- Listed records:

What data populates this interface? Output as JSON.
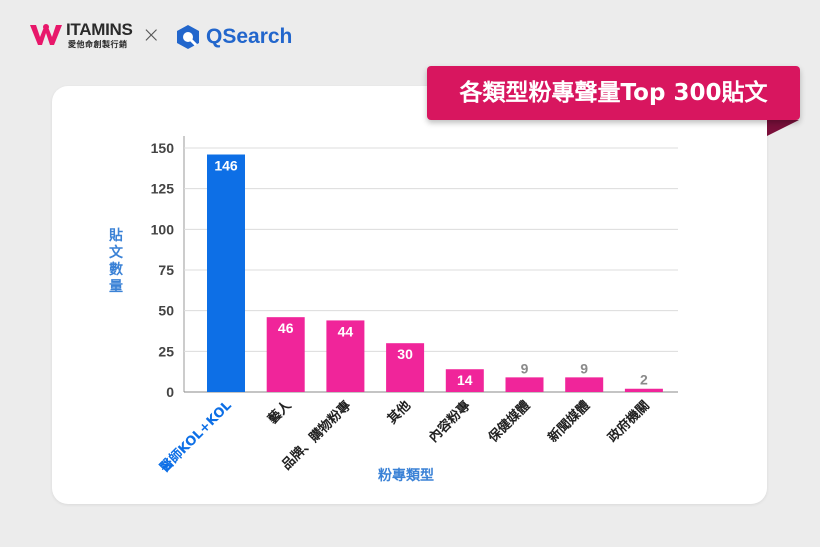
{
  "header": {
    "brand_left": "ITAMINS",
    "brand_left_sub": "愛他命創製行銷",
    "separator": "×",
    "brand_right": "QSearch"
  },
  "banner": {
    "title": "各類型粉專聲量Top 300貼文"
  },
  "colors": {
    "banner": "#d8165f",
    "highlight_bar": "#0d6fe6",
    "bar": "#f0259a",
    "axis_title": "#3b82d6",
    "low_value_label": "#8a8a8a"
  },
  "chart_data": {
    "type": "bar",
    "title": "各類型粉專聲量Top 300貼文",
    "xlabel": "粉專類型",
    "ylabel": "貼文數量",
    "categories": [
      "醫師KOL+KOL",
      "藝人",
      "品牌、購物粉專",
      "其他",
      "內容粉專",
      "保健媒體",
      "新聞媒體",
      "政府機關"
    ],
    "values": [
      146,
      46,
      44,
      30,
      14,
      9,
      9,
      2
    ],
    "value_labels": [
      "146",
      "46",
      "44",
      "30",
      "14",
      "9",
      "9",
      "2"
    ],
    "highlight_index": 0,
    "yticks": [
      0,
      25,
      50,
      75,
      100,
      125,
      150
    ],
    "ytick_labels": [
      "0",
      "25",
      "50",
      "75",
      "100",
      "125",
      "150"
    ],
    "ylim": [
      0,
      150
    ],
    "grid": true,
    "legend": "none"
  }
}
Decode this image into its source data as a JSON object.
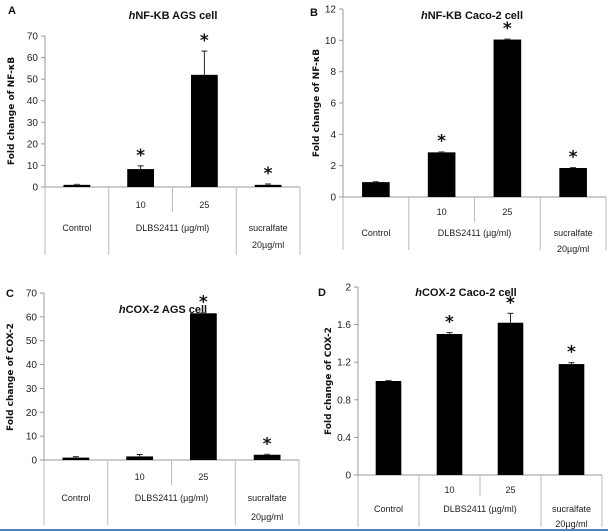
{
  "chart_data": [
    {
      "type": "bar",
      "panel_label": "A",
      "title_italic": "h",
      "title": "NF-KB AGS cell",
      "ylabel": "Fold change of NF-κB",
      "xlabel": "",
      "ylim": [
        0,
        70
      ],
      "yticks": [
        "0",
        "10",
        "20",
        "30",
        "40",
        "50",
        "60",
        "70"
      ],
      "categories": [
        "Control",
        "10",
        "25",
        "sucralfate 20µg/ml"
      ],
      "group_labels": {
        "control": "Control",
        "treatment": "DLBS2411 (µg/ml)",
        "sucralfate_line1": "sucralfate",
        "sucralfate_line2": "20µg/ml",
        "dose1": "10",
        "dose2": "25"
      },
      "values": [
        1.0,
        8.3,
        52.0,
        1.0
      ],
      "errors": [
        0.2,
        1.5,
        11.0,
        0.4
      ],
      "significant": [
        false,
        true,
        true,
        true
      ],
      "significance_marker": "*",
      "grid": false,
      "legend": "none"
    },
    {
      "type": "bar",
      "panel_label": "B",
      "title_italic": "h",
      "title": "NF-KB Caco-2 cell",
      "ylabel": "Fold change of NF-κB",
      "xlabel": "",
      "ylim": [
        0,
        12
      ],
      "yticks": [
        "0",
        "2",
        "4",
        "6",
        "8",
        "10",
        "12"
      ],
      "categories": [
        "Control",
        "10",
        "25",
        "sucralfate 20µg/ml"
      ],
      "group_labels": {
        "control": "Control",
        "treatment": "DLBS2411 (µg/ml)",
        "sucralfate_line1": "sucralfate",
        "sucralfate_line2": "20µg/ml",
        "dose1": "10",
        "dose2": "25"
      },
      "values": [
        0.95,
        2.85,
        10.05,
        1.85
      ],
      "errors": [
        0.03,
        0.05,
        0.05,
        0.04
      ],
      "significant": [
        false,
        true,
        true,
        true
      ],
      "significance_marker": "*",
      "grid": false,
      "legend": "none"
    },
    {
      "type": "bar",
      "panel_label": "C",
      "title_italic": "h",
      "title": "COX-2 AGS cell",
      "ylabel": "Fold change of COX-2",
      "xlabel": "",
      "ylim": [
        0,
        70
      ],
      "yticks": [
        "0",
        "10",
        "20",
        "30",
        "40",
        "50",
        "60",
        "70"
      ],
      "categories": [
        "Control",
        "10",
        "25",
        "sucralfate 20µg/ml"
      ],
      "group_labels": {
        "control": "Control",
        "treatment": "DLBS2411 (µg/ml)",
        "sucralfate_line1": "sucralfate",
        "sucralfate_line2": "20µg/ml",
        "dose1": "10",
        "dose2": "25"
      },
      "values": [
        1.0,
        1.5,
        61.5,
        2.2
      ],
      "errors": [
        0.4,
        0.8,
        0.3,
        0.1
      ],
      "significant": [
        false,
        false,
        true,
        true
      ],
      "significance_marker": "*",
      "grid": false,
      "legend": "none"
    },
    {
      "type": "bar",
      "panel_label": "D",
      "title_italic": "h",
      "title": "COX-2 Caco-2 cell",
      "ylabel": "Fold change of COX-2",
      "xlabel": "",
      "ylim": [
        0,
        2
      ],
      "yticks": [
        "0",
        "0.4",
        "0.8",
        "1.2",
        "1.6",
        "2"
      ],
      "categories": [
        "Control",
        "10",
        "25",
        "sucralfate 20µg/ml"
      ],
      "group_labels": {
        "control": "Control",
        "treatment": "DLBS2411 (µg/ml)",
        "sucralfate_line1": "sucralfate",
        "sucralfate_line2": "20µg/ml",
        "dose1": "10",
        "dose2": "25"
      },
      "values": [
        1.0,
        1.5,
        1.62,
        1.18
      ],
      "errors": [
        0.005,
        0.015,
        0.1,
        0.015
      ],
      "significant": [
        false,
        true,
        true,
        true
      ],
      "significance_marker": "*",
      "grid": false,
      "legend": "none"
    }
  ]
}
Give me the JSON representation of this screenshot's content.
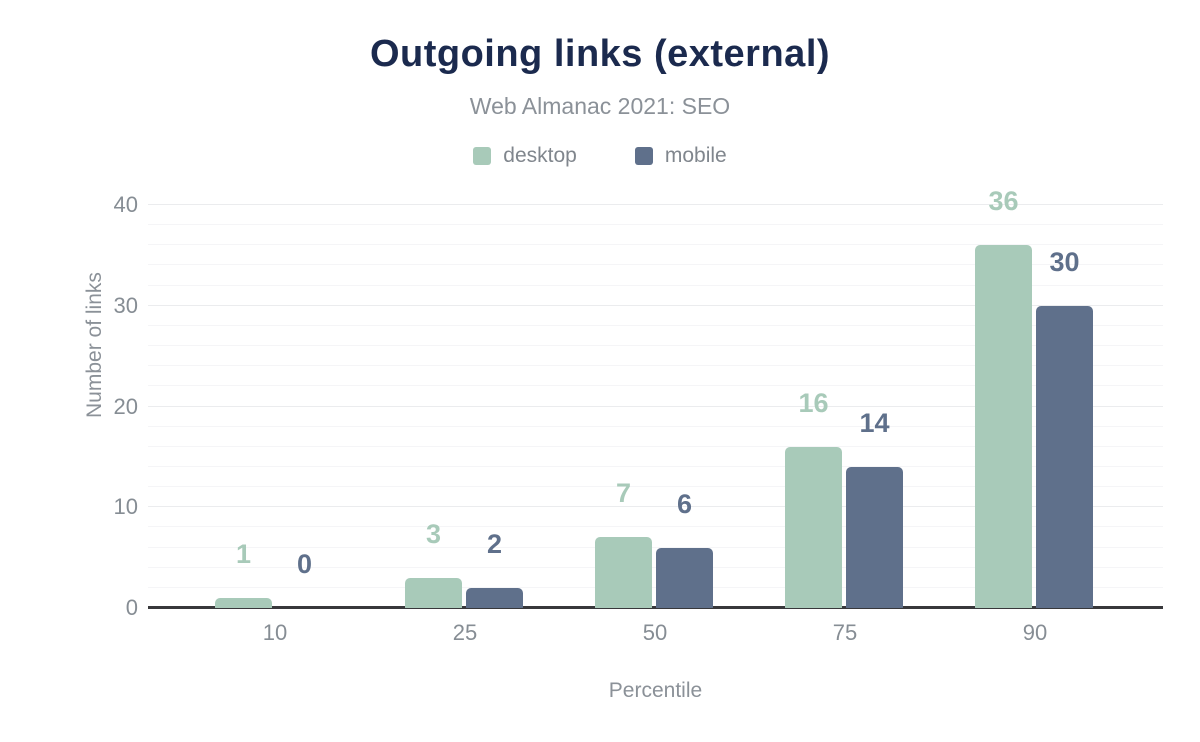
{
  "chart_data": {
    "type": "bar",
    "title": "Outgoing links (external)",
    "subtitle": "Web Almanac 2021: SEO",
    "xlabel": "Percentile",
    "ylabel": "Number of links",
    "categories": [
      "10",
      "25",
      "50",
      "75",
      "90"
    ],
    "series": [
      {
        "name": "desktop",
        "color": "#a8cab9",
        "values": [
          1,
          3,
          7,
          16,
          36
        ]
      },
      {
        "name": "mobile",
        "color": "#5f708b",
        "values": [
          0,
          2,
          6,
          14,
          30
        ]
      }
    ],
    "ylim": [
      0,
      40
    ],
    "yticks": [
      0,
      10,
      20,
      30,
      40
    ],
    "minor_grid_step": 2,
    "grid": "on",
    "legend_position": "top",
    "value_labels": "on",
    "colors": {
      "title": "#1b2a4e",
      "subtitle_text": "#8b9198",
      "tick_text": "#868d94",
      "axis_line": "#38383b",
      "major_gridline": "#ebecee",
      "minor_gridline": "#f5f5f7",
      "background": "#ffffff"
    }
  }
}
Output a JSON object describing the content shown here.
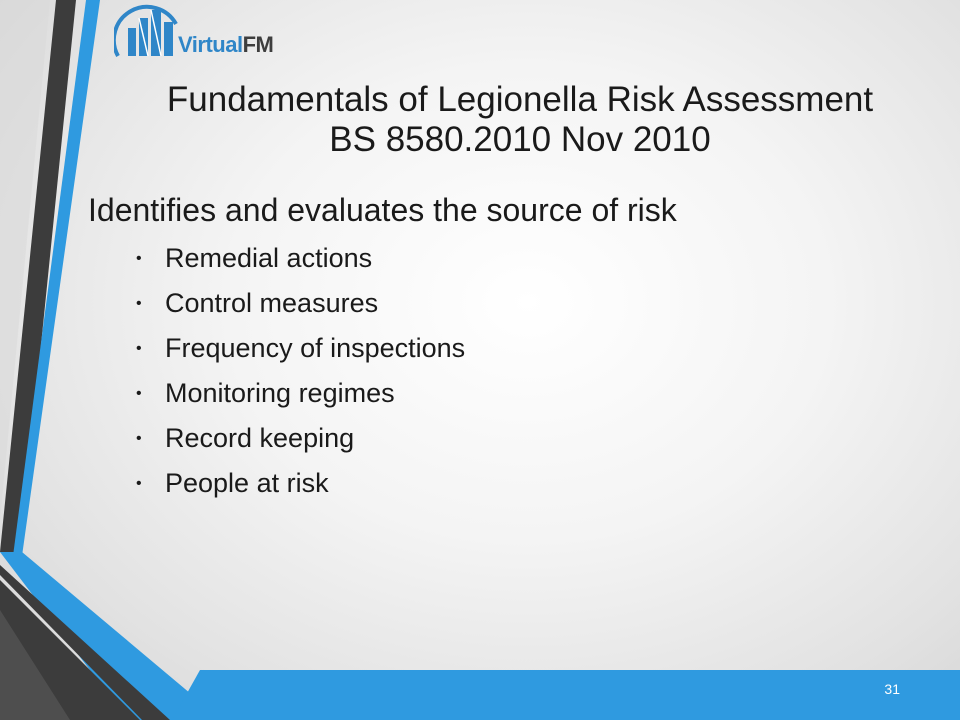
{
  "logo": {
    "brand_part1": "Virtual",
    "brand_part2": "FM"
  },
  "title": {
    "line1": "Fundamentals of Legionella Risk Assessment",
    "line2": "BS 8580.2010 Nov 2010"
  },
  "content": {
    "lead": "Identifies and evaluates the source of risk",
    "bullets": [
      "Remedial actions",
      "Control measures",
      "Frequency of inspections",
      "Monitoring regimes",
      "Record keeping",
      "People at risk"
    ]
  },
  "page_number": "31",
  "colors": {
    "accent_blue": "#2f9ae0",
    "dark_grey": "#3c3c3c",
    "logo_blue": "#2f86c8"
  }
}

- Goal: Transcribe every entry above exactly. Omit all pictures.

- The result:
What data populates this interface? Output as JSON.
{
  "header": {
    "brand_left": "ITAMINS",
    "brand_left_sub": "愛他命創製行銷",
    "separator": "×",
    "brand_right": "QSearch"
  },
  "banner": {
    "title": "各類型粉專聲量Top 300貼文"
  },
  "colors": {
    "banner": "#d8165f",
    "highlight_bar": "#0d6fe6",
    "bar": "#f0259a",
    "axis_title": "#3b82d6",
    "low_value_label": "#8a8a8a"
  },
  "chart_data": {
    "type": "bar",
    "title": "各類型粉專聲量Top 300貼文",
    "xlabel": "粉專類型",
    "ylabel": "貼文數量",
    "categories": [
      "醫師KOL+KOL",
      "藝人",
      "品牌、購物粉專",
      "其他",
      "內容粉專",
      "保健媒體",
      "新聞媒體",
      "政府機關"
    ],
    "values": [
      146,
      46,
      44,
      30,
      14,
      9,
      9,
      2
    ],
    "value_labels": [
      "146",
      "46",
      "44",
      "30",
      "14",
      "9",
      "9",
      "2"
    ],
    "highlight_index": 0,
    "yticks": [
      0,
      25,
      50,
      75,
      100,
      125,
      150
    ],
    "ytick_labels": [
      "0",
      "25",
      "50",
      "75",
      "100",
      "125",
      "150"
    ],
    "ylim": [
      0,
      150
    ],
    "grid": true,
    "legend": "none"
  }
}
Decode this image into its source data as a JSON object.
{
  "chart_data": [
    {
      "type": "bar",
      "panel_label": "A",
      "title_italic": "h",
      "title": "NF-KB AGS cell",
      "ylabel": "Fold change of NF-κB",
      "xlabel": "",
      "ylim": [
        0,
        70
      ],
      "yticks": [
        "0",
        "10",
        "20",
        "30",
        "40",
        "50",
        "60",
        "70"
      ],
      "categories": [
        "Control",
        "10",
        "25",
        "sucralfate 20µg/ml"
      ],
      "group_labels": {
        "control": "Control",
        "treatment": "DLBS2411 (µg/ml)",
        "sucralfate_line1": "sucralfate",
        "sucralfate_line2": "20µg/ml",
        "dose1": "10",
        "dose2": "25"
      },
      "values": [
        1.0,
        8.3,
        52.0,
        1.0
      ],
      "errors": [
        0.2,
        1.5,
        11.0,
        0.4
      ],
      "significant": [
        false,
        true,
        true,
        true
      ],
      "significance_marker": "*",
      "grid": false,
      "legend": "none"
    },
    {
      "type": "bar",
      "panel_label": "B",
      "title_italic": "h",
      "title": "NF-KB Caco-2 cell",
      "ylabel": "Fold change of NF-κB",
      "xlabel": "",
      "ylim": [
        0,
        12
      ],
      "yticks": [
        "0",
        "2",
        "4",
        "6",
        "8",
        "10",
        "12"
      ],
      "categories": [
        "Control",
        "10",
        "25",
        "sucralfate 20µg/ml"
      ],
      "group_labels": {
        "control": "Control",
        "treatment": "DLBS2411 (µg/ml)",
        "sucralfate_line1": "sucralfate",
        "sucralfate_line2": "20µg/ml",
        "dose1": "10",
        "dose2": "25"
      },
      "values": [
        0.95,
        2.85,
        10.05,
        1.85
      ],
      "errors": [
        0.03,
        0.05,
        0.05,
        0.04
      ],
      "significant": [
        false,
        true,
        true,
        true
      ],
      "significance_marker": "*",
      "grid": false,
      "legend": "none"
    },
    {
      "type": "bar",
      "panel_label": "C",
      "title_italic": "h",
      "title": "COX-2 AGS cell",
      "ylabel": "Fold change of COX-2",
      "xlabel": "",
      "ylim": [
        0,
        70
      ],
      "yticks": [
        "0",
        "10",
        "20",
        "30",
        "40",
        "50",
        "60",
        "70"
      ],
      "categories": [
        "Control",
        "10",
        "25",
        "sucralfate 20µg/ml"
      ],
      "group_labels": {
        "control": "Control",
        "treatment": "DLBS2411 (µg/ml)",
        "sucralfate_line1": "sucralfate",
        "sucralfate_line2": "20µg/ml",
        "dose1": "10",
        "dose2": "25"
      },
      "values": [
        1.0,
        1.5,
        61.5,
        2.2
      ],
      "errors": [
        0.4,
        0.8,
        0.3,
        0.1
      ],
      "significant": [
        false,
        false,
        true,
        true
      ],
      "significance_marker": "*",
      "grid": false,
      "legend": "none"
    },
    {
      "type": "bar",
      "panel_label": "D",
      "title_italic": "h",
      "title": "COX-2 Caco-2 cell",
      "ylabel": "Fold change of COX-2",
      "xlabel": "",
      "ylim": [
        0,
        2
      ],
      "yticks": [
        "0",
        "0.4",
        "0.8",
        "1.2",
        "1.6",
        "2"
      ],
      "categories": [
        "Control",
        "10",
        "25",
        "sucralfate 20µg/ml"
      ],
      "group_labels": {
        "control": "Control",
        "treatment": "DLBS2411 (µg/ml)",
        "sucralfate_line1": "sucralfate",
        "sucralfate_line2": "20µg/ml",
        "dose1": "10",
        "dose2": "25"
      },
      "values": [
        1.0,
        1.5,
        1.62,
        1.18
      ],
      "errors": [
        0.005,
        0.015,
        0.1,
        0.015
      ],
      "significant": [
        false,
        true,
        true,
        true
      ],
      "significance_marker": "*",
      "grid": false,
      "legend": "none"
    }
  ]
}
Give me the JSON representation of this screenshot's content.
{
  "chart_data": {
    "type": "bar",
    "title": "Outgoing links (external)",
    "subtitle": "Web Almanac 2021: SEO",
    "xlabel": "Percentile",
    "ylabel": "Number of links",
    "categories": [
      "10",
      "25",
      "50",
      "75",
      "90"
    ],
    "series": [
      {
        "name": "desktop",
        "color": "#a8cab9",
        "values": [
          1,
          3,
          7,
          16,
          36
        ]
      },
      {
        "name": "mobile",
        "color": "#5f708b",
        "values": [
          0,
          2,
          6,
          14,
          30
        ]
      }
    ],
    "ylim": [
      0,
      40
    ],
    "yticks": [
      0,
      10,
      20,
      30,
      40
    ],
    "minor_grid_step": 2,
    "grid": "on",
    "legend_position": "top",
    "value_labels": "on",
    "colors": {
      "title": "#1b2a4e",
      "subtitle_text": "#8b9198",
      "tick_text": "#868d94",
      "axis_line": "#38383b",
      "major_gridline": "#ebecee",
      "minor_gridline": "#f5f5f7",
      "background": "#ffffff"
    }
  }
}
Output a JSON object describing the content shown here.
{
  "logo": {
    "brand_part1": "Virtual",
    "brand_part2": "FM"
  },
  "title": {
    "line1": "Fundamentals of Legionella Risk Assessment",
    "line2": "BS 8580.2010 Nov 2010"
  },
  "content": {
    "lead": "Identifies and evaluates the source of risk",
    "bullets": [
      "Remedial actions",
      "Control measures",
      "Frequency of inspections",
      "Monitoring regimes",
      "Record keeping",
      "People at risk"
    ]
  },
  "page_number": "31",
  "colors": {
    "accent_blue": "#2f9ae0",
    "dark_grey": "#3c3c3c",
    "logo_blue": "#2f86c8"
  }
}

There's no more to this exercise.